_GOAL_
Across the entries, how many lines have the string "device" in them? Reply with only a number.
● ● ● ●
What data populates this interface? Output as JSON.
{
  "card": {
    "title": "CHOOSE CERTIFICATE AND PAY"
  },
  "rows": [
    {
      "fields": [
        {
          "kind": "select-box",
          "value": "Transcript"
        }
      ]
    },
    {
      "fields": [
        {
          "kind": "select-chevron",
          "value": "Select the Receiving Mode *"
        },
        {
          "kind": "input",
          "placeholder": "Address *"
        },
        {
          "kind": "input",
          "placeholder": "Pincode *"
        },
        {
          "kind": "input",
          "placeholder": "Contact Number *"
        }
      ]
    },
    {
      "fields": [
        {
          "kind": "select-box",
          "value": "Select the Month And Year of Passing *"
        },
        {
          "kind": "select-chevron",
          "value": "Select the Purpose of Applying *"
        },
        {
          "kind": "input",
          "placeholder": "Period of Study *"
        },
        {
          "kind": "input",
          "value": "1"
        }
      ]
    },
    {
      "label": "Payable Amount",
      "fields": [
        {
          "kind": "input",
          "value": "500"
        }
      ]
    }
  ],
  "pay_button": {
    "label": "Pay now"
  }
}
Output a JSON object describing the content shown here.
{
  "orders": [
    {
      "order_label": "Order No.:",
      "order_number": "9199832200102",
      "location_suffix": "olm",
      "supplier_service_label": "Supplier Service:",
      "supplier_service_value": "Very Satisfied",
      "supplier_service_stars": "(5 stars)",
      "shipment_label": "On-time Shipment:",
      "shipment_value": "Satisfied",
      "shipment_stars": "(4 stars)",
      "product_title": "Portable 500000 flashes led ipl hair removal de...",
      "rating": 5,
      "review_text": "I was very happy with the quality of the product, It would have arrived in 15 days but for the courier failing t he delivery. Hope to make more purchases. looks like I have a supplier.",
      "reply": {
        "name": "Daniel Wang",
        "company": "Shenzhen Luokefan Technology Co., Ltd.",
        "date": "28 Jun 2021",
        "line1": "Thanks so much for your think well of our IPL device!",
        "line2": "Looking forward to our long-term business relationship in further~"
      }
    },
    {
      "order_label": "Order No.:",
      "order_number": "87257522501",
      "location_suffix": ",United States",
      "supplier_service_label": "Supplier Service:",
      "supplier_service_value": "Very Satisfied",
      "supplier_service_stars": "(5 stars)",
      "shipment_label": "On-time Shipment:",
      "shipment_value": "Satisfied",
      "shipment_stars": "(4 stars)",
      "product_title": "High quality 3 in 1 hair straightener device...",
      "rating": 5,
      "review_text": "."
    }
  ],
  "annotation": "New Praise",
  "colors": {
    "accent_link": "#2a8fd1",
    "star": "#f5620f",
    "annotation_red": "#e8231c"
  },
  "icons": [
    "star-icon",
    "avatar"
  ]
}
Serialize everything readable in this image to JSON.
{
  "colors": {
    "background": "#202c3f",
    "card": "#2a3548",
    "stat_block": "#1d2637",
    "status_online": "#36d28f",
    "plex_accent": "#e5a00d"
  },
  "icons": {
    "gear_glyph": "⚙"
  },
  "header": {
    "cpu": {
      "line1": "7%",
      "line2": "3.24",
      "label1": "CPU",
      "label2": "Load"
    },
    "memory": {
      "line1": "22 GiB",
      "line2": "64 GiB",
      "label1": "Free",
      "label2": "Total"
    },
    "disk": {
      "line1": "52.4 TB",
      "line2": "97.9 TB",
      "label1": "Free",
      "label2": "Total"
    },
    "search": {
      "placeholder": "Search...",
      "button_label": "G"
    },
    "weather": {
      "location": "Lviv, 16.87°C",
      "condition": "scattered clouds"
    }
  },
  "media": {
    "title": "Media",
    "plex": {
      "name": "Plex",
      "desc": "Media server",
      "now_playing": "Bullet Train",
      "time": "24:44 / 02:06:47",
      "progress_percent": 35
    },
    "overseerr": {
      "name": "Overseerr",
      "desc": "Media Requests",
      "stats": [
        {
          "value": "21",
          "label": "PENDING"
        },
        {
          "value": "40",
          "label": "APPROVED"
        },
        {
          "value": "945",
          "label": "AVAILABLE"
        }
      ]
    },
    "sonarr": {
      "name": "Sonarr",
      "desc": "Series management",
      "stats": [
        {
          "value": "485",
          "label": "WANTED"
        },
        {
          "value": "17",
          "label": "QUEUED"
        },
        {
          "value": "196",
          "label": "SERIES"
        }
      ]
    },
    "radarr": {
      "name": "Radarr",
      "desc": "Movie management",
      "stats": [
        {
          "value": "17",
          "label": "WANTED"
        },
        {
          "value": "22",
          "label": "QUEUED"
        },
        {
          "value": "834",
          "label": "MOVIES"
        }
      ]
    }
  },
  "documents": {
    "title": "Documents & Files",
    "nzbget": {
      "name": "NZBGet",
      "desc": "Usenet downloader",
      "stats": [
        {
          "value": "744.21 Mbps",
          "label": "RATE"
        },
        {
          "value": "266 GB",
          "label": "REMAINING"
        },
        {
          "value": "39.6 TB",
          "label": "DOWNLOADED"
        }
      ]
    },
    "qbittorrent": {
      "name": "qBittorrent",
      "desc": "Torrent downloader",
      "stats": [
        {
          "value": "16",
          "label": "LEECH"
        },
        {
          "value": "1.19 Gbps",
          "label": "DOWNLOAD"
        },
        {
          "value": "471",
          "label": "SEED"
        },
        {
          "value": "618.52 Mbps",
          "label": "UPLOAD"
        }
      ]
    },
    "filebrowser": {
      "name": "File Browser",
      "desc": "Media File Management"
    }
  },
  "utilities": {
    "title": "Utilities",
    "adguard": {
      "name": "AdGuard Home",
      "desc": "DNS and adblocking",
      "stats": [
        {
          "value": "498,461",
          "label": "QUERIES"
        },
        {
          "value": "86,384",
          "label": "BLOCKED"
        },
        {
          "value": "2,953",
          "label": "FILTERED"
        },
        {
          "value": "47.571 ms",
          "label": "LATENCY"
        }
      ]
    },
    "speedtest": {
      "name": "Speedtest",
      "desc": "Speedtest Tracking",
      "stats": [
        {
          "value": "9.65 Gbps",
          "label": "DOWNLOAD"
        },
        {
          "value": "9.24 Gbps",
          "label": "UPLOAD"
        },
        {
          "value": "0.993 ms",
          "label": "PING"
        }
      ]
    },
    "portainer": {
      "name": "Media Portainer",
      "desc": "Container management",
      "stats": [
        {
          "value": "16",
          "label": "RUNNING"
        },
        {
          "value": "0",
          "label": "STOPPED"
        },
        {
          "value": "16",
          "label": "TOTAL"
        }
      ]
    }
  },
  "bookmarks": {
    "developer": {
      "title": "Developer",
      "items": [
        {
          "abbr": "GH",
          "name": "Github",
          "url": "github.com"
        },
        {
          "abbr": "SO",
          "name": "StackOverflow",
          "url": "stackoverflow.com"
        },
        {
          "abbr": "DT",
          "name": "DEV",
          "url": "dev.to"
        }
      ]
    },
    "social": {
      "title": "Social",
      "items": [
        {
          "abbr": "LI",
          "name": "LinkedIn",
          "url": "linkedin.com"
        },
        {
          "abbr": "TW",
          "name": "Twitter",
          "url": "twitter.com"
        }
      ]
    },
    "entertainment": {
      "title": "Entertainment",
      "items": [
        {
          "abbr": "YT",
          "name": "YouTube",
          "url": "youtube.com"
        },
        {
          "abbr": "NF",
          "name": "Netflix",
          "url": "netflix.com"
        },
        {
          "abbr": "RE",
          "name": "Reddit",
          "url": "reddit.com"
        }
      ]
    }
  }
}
● ● ● ●
_FINISHED TASK_
2